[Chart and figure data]
----------

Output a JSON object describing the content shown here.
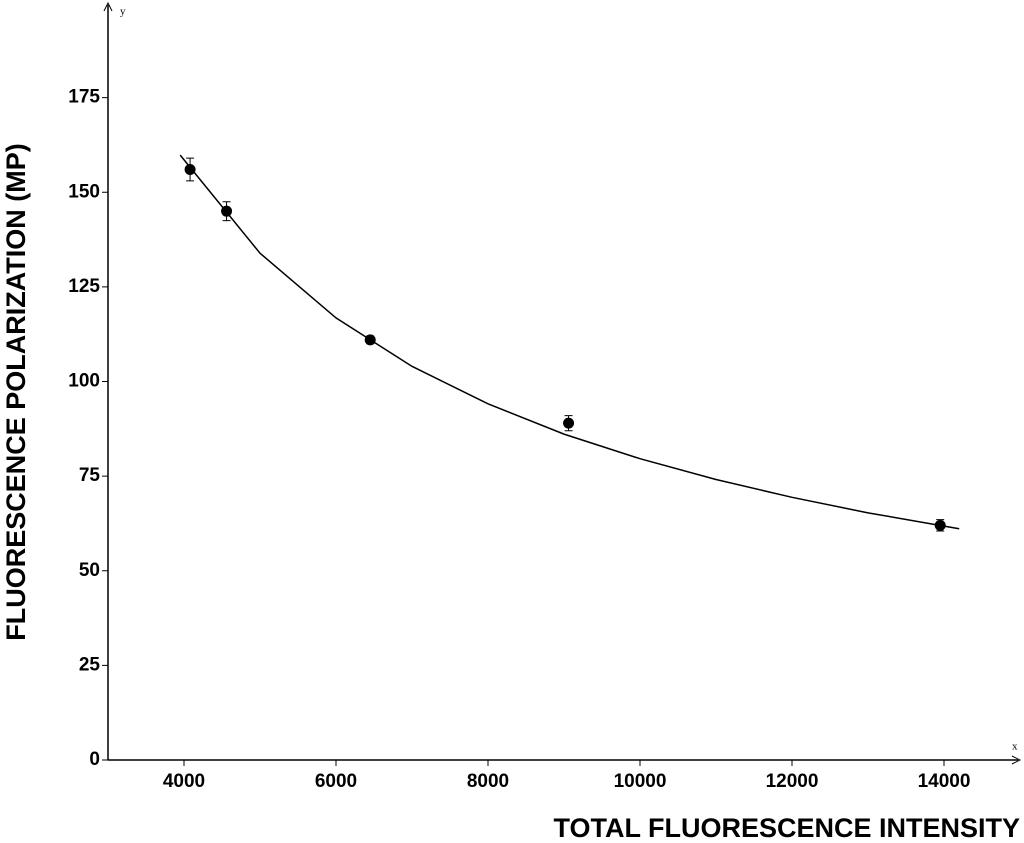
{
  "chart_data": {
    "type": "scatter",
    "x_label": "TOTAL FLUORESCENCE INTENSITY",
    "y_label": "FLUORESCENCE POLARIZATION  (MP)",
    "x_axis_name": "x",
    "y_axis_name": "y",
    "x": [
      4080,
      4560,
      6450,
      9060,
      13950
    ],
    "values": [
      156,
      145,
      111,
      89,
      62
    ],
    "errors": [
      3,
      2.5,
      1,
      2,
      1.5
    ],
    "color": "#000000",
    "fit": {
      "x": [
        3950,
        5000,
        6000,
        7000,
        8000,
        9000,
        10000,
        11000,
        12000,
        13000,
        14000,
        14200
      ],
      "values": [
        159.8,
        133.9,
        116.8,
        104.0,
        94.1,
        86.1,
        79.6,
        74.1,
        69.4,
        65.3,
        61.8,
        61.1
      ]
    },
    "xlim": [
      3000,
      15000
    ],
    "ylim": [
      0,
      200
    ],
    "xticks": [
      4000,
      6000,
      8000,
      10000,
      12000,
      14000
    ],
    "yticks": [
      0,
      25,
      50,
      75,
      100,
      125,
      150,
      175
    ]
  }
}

----------

• _WHAT TO WORK ON_
Give the number of lines containing the word "FLUORESCENCE". No other answer is needed.

• _SOLUTION TO THIS PROBLEM_
2